Extrait
::::::::
B. LES INFORMATIONS FACULTATIVES : UN DÉVELOPPEMENT PEU ENCADRÉ, EXPONENTIEL, SOURCE DE CONFUSION POUR LE CONSOMMATEUR MALGRÉ LA PERTINENCE DE CERTAINES INITIATIVES

Il existe désormais une véritable profusion d'informations facultatives sur les emballages des produits . Si la première justification de cette évolution réside bien entendu dans le souhait des consommateurs d'être mieux informés de ce qu'ils consomment et de l'impact de leurs achats, le faible encadrement de ces mentions valorisantes d'initiative privée, au premier rang desquelles les labels, a ouvert la voie à une inflation galopante de ces indications , qui peut se révéler parfois contreproductive (une « cacophonie informationnelle », génératrice d'un coût de traitement cognitif élevé et de stress, pour reprendre les mots de la professeure Mme Céline Gallen). De fait, certains emballages sont devenus illisibles .

Par exemple, les informations peu fiables décrédibilisent parfois les informations fiables. Autre exemple, « l'obésité » d'informations peut conduire paradoxalement le consommateur à ne traiter que les informations qu'il connaît et à finalement se désintéresser de nouveaux produits plus vertueux.
::::::::
(Enregistrements d'annotation de coordonnées)
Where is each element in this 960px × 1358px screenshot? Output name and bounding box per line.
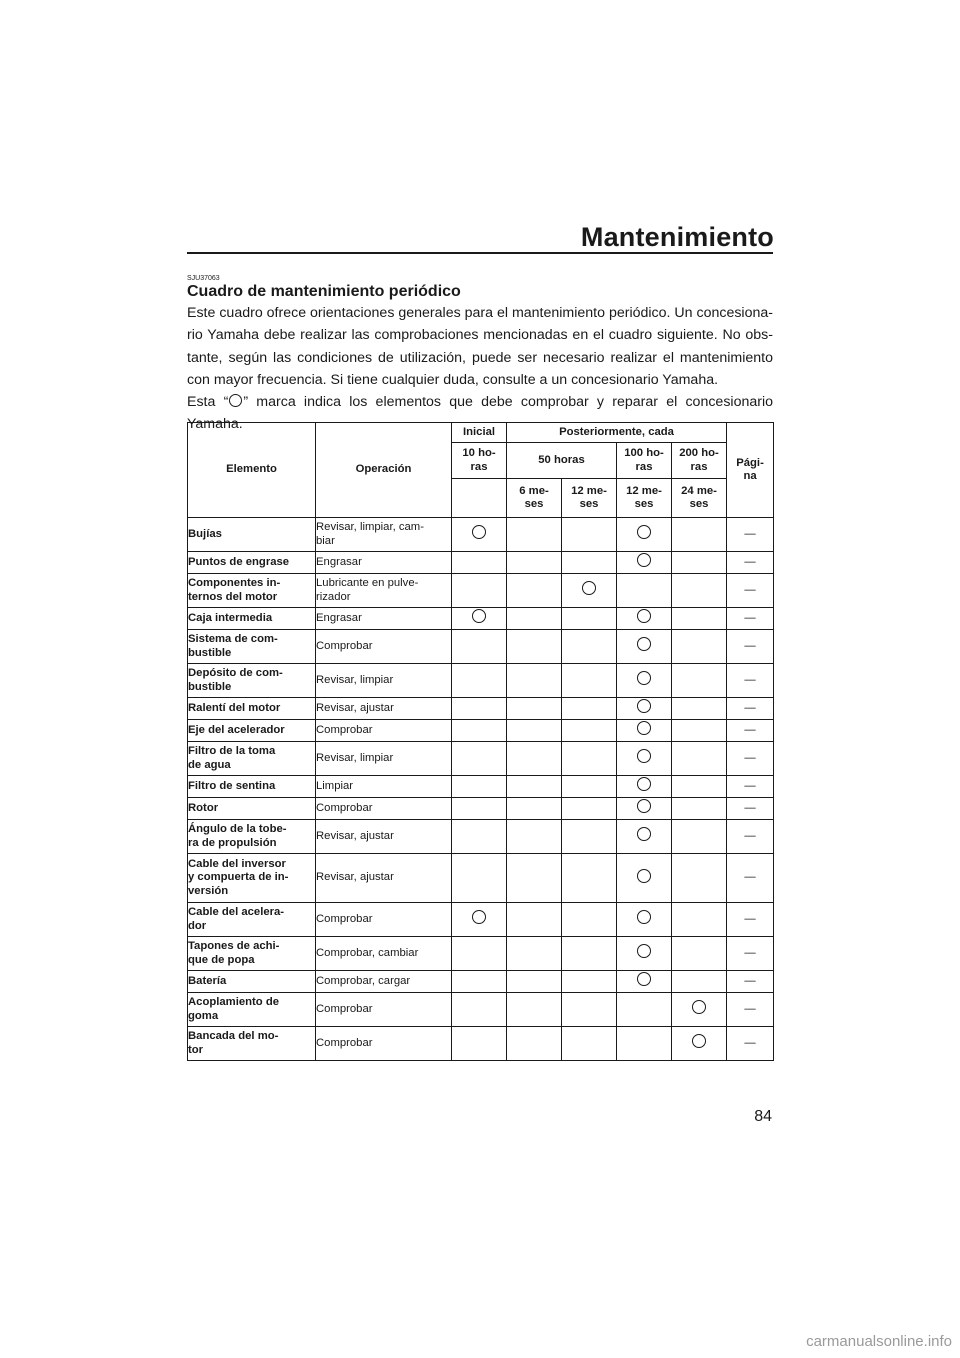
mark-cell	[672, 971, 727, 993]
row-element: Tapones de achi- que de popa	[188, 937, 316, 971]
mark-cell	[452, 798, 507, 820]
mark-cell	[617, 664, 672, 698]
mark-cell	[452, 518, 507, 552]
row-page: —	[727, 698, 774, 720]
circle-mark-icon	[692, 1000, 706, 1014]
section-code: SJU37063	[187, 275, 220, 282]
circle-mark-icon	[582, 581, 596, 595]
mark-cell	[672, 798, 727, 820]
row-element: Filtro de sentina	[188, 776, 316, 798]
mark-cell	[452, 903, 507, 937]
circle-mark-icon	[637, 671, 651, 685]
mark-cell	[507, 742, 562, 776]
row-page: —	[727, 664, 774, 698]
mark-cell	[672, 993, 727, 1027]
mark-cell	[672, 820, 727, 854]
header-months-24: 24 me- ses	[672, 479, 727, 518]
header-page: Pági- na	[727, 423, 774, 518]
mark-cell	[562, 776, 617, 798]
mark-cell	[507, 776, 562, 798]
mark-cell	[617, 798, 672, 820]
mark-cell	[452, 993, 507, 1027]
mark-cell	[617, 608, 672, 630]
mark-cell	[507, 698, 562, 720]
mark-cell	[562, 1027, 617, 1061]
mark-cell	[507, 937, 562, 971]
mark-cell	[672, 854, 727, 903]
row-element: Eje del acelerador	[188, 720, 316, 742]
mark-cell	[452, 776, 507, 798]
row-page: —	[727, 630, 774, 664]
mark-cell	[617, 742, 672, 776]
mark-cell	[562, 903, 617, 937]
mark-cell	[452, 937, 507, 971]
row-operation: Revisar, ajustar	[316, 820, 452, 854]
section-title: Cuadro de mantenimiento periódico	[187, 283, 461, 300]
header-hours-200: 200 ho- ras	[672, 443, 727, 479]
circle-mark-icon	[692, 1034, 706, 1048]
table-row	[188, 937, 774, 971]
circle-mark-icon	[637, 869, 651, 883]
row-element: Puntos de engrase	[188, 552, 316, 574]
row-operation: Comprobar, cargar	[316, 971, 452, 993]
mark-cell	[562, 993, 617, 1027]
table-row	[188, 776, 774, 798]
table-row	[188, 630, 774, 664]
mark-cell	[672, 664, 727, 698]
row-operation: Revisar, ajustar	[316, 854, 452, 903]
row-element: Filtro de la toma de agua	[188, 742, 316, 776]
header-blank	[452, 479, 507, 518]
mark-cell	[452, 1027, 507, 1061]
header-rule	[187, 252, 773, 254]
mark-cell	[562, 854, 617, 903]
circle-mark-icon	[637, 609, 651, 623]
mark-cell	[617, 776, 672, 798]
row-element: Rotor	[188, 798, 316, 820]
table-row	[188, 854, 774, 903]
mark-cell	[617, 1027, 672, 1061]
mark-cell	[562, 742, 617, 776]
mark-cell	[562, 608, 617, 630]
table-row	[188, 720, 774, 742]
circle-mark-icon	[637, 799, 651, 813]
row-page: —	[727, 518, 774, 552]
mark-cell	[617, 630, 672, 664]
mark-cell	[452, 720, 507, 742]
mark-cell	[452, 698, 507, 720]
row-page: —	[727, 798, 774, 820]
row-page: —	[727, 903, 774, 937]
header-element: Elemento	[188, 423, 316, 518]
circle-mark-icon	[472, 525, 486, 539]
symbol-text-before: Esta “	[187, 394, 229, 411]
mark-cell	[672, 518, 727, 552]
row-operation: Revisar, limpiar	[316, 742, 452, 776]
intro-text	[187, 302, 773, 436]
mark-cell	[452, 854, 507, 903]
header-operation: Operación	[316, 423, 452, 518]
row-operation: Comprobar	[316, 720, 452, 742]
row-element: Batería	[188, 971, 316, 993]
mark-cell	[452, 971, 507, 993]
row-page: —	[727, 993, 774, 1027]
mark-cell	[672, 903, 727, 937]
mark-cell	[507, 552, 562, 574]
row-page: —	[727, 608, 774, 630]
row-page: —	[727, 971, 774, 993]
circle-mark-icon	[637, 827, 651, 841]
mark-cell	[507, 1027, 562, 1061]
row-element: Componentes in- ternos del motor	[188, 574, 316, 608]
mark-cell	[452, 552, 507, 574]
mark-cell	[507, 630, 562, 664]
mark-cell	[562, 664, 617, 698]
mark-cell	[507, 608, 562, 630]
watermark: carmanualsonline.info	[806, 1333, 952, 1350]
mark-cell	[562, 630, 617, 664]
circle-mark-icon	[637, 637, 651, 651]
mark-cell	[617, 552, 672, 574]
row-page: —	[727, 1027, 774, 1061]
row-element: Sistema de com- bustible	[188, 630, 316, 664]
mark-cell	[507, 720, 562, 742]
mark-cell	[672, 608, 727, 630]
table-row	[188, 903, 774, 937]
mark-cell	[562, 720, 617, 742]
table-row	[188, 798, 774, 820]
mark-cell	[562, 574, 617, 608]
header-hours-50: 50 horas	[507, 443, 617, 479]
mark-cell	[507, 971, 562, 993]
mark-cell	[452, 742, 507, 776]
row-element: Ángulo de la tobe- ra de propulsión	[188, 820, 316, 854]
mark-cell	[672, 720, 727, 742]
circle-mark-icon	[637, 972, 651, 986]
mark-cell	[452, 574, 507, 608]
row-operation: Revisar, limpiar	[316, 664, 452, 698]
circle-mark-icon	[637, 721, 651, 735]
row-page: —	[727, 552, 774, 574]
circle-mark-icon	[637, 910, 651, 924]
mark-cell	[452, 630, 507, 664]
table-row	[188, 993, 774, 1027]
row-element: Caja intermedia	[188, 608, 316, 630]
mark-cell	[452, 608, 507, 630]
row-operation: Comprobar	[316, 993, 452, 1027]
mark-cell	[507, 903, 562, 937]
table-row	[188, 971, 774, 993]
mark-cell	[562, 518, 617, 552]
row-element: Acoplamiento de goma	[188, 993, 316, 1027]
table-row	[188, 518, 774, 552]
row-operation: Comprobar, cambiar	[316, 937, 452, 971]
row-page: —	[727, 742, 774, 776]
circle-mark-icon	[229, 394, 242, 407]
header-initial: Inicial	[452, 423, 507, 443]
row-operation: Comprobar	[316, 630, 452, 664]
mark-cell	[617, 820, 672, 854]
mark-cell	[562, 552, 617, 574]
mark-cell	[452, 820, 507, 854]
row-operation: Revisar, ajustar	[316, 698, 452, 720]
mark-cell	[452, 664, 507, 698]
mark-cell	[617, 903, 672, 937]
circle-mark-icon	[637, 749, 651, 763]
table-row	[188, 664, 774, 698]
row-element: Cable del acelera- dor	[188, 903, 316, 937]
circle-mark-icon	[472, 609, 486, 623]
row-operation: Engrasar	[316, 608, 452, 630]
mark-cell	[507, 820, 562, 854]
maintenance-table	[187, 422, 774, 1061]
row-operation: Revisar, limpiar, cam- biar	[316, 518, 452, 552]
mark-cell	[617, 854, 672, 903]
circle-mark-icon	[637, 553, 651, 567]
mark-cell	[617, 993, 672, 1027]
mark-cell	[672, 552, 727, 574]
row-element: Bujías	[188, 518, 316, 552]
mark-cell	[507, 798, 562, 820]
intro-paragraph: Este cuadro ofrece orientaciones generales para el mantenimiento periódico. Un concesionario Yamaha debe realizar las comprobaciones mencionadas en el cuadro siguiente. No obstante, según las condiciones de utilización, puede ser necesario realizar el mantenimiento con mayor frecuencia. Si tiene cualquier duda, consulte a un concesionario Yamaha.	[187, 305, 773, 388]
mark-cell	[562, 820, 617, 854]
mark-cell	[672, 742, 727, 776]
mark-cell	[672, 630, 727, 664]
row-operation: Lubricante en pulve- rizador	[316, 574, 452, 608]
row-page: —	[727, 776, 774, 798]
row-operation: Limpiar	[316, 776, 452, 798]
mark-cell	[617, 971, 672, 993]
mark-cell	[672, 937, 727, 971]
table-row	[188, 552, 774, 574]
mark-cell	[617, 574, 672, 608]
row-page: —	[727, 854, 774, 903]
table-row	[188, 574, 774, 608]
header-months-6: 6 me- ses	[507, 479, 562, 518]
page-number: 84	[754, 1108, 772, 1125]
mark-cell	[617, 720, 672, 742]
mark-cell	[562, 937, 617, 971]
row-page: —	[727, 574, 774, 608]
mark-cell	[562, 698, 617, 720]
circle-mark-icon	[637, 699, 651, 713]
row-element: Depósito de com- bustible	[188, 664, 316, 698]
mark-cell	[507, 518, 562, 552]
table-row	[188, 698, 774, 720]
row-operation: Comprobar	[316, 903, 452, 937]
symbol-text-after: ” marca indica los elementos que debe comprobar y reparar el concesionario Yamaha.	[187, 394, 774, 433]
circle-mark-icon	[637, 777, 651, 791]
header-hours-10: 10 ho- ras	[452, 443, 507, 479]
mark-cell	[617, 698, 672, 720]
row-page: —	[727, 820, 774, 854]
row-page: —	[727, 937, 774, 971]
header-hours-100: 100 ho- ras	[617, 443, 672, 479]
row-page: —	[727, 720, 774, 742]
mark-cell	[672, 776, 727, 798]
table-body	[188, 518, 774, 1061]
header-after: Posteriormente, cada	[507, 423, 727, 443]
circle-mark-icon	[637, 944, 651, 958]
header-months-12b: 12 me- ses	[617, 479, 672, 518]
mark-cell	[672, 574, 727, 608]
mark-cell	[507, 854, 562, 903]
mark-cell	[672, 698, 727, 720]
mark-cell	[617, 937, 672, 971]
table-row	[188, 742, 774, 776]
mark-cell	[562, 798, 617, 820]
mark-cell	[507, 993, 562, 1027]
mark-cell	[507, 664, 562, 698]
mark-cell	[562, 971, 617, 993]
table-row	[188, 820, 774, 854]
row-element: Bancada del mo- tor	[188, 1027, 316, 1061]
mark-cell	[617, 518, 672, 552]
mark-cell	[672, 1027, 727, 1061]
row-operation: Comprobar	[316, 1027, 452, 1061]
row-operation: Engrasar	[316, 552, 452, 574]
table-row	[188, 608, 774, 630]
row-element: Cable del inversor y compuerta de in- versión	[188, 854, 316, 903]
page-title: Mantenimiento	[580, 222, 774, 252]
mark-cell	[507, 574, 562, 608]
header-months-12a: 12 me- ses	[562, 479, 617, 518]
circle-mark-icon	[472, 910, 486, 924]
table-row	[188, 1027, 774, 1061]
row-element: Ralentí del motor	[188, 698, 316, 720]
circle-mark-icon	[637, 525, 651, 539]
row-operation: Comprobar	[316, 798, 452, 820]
::::::::
Travail demandé
• A. Repérez, parmi les lignes ci-dessus, toutes celles qui contiennent la chaîne « hours », puis recopiez-les.
• B. Poursuivez l'extrait sur les informations facultatives figurant sur les emballages, à partir de sa dernière phrase.

Résultats
• A.
header-hours-200: 200 ho- ras	[672, 443, 727, 479]
header-hours-50: 50 horas	[507, 443, 617, 479]
header-hours-10: 10 ho- ras	[452, 443, 507, 479]
header-hours-100: 100 ho- ras	[617, 443, 672, 479]

• B.
A contrario , certaines informations facultatives, encadrées par le droit et reconnues par les pouvoirs publics, jouissent d'une plus grande notoriété et d'une confiance plus forte de la part des consommateurs.

Ainsi que rappelé par l'Institut national de la consommation, il y a toujours eu un grand nombre d'informations (ou allégations) facultatives apposées par les fabricants sur les produits. Théoriquement en effet, toute information peut y figurer tant qu'elle n'induit par le consommateur en erreur, qu'elle n'est pas ambiguë ou déroutante, et qu'elle se fonde sur des données scientifiques pertinentes le cas échéant.

La possibilité pour les fabricants de communiquer sur les vertus de leurs produits auprès des acheteurs est garantie par la liberté d'entreprendre et par celle de communiquer , sous réserve que le fabricant ne trompe pas le consommateur. Ce cadre souple, s'il se justifie au regard de ces principes constitutionnels, ne connaît que quelques exceptions (les signes officiels de qualité, le label AB, certaines mentions valorisantes sont davantage régulés).

1. Seules quelques règlementations existent quant à l'affichage d'allégations relatives aux produits
a) Les allégations nutritionnelles et de santé

Si les fabricants bénéficient d'une grande liberté de communication auprès de leurs clients, l'intérêt général qui s'attache à la protection de la santé des consommateurs (et désormais à la préservation de l'environnement) a conduit à règlementer certaines allégations , pour éviter les tromperies.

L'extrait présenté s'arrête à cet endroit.